▶ **Records for this task**:
= = = = =

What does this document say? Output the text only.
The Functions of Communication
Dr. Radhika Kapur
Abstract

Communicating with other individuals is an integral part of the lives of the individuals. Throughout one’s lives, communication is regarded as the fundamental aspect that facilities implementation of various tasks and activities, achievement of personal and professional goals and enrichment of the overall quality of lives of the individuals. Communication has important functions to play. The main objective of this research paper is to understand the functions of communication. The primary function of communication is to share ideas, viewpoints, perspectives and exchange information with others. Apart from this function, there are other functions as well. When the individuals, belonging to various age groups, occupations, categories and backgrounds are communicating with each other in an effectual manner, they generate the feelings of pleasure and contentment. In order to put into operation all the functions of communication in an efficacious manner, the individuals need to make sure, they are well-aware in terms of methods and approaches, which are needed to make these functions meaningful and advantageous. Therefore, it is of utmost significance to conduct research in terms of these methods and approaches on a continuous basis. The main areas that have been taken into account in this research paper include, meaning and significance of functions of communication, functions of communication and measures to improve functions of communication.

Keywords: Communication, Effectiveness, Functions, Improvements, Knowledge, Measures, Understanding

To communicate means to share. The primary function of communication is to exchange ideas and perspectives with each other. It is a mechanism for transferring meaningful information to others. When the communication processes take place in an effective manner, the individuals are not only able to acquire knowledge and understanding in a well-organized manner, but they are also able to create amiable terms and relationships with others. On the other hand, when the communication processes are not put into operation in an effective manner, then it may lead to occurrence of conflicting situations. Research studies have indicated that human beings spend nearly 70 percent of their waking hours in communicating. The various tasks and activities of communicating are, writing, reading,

= = = = =

▶ **Do this**: From the listing above, extract every line exactly as it stands.

▶ **Response to this task**:
What does this document say? Output the text only.
The Functions of Communication
Dr. Radhika Kapur
Abstract

Communicating with other individuals is an integral part of the lives of the individuals. Throughout one’s lives, communication is regarded as the fundamental aspect that facilities implementation of various tasks and activities, achievement of personal and professional goals and enrichment of the overall quality of lives of the individuals. Communication has important functions to play. The main objective of this research paper is to understand the functions of communication. The primary function of communication is to share ideas, viewpoints, perspectives and exchange information with others. Apart from this function, there are other functions as well. When the individuals, belonging to various age groups, occupations, categories and backgrounds are communicating with each other in an effectual manner, they generate the feelings of pleasure and contentment. In order to put into operation all the functions of communication in an efficacious manner, the individuals need to make sure, they are well-aware in terms of methods and approaches, which are needed to make these functions meaningful and advantageous. Therefore, it is of utmost significance to conduct research in terms of these methods and approaches on a continuous basis. The main areas that have been taken into account in this research paper include, meaning and significance of functions of communication, functions of communication and measures to improve functions of communication.

Keywords: Communication, Effectiveness, Functions, Improvements, Knowledge, Measures, Understanding

To communicate means to share. The primary function of communication is to exchange ideas and perspectives with each other. It is a mechanism for transferring meaningful information to others. When the communication processes take place in an effective manner, the individuals are not only able to acquire knowledge and understanding in a well-organized manner, but they are also able to create amiable terms and relationships with others. On the other hand, when the communication processes are not put into operation in an effective manner, then it may lead to occurrence of conflicting situations. Research studies have indicated that human beings spend nearly 70 percent of their waking hours in communicating. The various tasks and activities of communicating are, writing, reading,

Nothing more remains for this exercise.